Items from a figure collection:
☆ ☆ ☆ ☆ ☆

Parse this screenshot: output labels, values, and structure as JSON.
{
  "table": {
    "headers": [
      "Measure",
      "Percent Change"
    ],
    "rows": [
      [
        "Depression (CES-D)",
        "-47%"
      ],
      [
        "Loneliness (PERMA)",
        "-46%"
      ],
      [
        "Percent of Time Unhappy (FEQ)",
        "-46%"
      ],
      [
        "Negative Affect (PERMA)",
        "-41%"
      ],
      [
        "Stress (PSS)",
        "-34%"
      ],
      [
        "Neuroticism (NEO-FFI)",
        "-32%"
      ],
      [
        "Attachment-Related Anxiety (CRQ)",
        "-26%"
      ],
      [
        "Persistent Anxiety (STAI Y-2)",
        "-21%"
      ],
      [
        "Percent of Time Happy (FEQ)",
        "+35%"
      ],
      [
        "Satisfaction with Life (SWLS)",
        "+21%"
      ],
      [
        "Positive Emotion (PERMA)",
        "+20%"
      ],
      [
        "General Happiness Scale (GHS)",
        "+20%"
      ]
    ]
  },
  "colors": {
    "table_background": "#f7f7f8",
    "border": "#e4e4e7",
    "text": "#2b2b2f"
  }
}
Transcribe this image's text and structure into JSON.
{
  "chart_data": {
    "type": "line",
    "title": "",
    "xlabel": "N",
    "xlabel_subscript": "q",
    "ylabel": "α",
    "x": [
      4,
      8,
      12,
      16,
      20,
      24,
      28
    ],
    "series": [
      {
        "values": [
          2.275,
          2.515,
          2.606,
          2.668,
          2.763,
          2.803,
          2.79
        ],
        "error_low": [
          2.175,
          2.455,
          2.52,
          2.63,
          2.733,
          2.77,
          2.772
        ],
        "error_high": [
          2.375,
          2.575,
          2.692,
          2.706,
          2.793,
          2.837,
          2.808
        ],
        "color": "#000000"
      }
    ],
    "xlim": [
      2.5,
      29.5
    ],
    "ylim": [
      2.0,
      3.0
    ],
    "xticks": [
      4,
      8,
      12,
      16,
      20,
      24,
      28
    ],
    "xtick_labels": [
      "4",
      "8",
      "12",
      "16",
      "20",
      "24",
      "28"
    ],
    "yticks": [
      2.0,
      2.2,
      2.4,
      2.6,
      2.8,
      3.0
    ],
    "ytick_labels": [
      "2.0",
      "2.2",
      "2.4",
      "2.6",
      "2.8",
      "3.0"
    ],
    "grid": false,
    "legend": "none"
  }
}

☆ ☆ ☆ ☆ ☆

Work out how many lines in the records above contain the word "values", and reply with that number alone.

» **Task answer**: 2